**Written problem:** Reproduce every entry exactly, without alteration.

## Start Available records

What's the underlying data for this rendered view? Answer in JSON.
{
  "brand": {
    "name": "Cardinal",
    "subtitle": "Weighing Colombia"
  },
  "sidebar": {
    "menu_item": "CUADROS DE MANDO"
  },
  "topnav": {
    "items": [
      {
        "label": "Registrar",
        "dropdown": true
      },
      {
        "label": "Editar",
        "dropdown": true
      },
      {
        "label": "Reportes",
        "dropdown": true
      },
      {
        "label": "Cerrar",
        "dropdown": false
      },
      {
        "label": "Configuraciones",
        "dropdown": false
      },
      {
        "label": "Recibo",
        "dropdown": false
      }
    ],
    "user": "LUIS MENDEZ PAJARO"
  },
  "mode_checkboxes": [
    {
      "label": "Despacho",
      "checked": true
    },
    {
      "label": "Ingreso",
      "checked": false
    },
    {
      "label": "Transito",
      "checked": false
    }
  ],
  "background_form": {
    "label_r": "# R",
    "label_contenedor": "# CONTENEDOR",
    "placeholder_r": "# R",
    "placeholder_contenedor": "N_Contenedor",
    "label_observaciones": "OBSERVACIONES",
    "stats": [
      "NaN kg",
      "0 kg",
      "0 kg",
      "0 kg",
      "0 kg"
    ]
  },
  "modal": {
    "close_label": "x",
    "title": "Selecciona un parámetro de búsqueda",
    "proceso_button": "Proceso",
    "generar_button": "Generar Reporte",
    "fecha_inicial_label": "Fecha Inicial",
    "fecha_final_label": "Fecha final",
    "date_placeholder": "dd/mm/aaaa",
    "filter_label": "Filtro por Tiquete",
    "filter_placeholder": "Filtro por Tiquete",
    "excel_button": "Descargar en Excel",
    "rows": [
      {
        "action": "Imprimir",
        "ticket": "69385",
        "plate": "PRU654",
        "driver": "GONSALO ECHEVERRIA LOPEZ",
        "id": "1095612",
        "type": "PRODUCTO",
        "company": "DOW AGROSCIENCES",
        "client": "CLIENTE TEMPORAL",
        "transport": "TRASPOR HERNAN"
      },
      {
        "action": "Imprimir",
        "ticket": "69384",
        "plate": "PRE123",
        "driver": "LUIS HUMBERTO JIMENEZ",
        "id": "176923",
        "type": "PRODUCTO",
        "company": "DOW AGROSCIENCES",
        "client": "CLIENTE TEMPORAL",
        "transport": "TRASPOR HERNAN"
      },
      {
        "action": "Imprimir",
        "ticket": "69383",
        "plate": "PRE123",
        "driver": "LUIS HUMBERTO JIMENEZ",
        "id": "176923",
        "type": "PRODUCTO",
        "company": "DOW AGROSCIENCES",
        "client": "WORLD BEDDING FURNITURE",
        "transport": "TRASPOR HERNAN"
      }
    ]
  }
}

## End Available records

**Right answer:**
What's the underlying data for this rendered view? Answer in JSON.
{
  "brand": {
    "name": "Cardinal",
    "subtitle": "Weighing Colombia"
  },
  "sidebar": {
    "menu_item": "CUADROS DE MANDO"
  },
  "topnav": {
    "items": [
      {
        "label": "Registrar",
        "dropdown": true
      },
      {
        "label": "Editar",
        "dropdown": true
      },
      {
        "label": "Reportes",
        "dropdown": true
      },
      {
        "label": "Cerrar",
        "dropdown": false
      },
      {
        "label": "Configuraciones",
        "dropdown": false
      },
      {
        "label": "Recibo",
        "dropdown": false
      }
    ],
    "user": "LUIS MENDEZ PAJARO"
  },
  "mode_checkboxes": [
    {
      "label": "Despacho",
      "checked": true
    },
    {
      "label": "Ingreso",
      "checked": false
    },
    {
      "label": "Transito",
      "checked": false
    }
  ],
  "background_form": {
    "label_r": "# R",
    "label_contenedor": "# CONTENEDOR",
    "placeholder_r": "# R",
    "placeholder_contenedor": "N_Contenedor",
    "label_observaciones": "OBSERVACIONES",
    "stats": [
      "NaN kg",
      "0 kg",
      "0 kg",
      "0 kg",
      "0 kg"
    ]
  },
  "modal": {
    "close_label": "x",
    "title": "Selecciona un parámetro de búsqueda",
    "proceso_button": "Proceso",
    "generar_button": "Generar Reporte",
    "fecha_inicial_label": "Fecha Inicial",
    "fecha_final_label": "Fecha final",
    "date_placeholder": "dd/mm/aaaa",
    "filter_label": "Filtro por Tiquete",
    "filter_placeholder": "Filtro por Tiquete",
    "excel_button": "Descargar en Excel",
    "rows": [
      {
        "action": "Imprimir",
        "ticket": "69385",
        "plate": "PRU654",
        "driver": "GONSALO ECHEVERRIA LOPEZ",
        "id": "1095612",
        "type": "PRODUCTO",
        "company": "DOW AGROSCIENCES",
        "client": "CLIENTE TEMPORAL",
        "transport": "TRASPOR HERNAN"
      },
      {
        "action": "Imprimir",
        "ticket": "69384",
        "plate": "PRE123",
        "driver": "LUIS HUMBERTO JIMENEZ",
        "id": "176923",
        "type": "PRODUCTO",
        "company": "DOW AGROSCIENCES",
        "client": "CLIENTE TEMPORAL",
        "transport": "TRASPOR HERNAN"
      },
      {
        "action": "Imprimir",
        "ticket": "69383",
        "plate": "PRE123",
        "driver": "LUIS HUMBERTO JIMENEZ",
        "id": "176923",
        "type": "PRODUCTO",
        "company": "DOW AGROSCIENCES",
        "client": "WORLD BEDDING FURNITURE",
        "transport": "TRASPOR HERNAN"
      }
    ]
  }
}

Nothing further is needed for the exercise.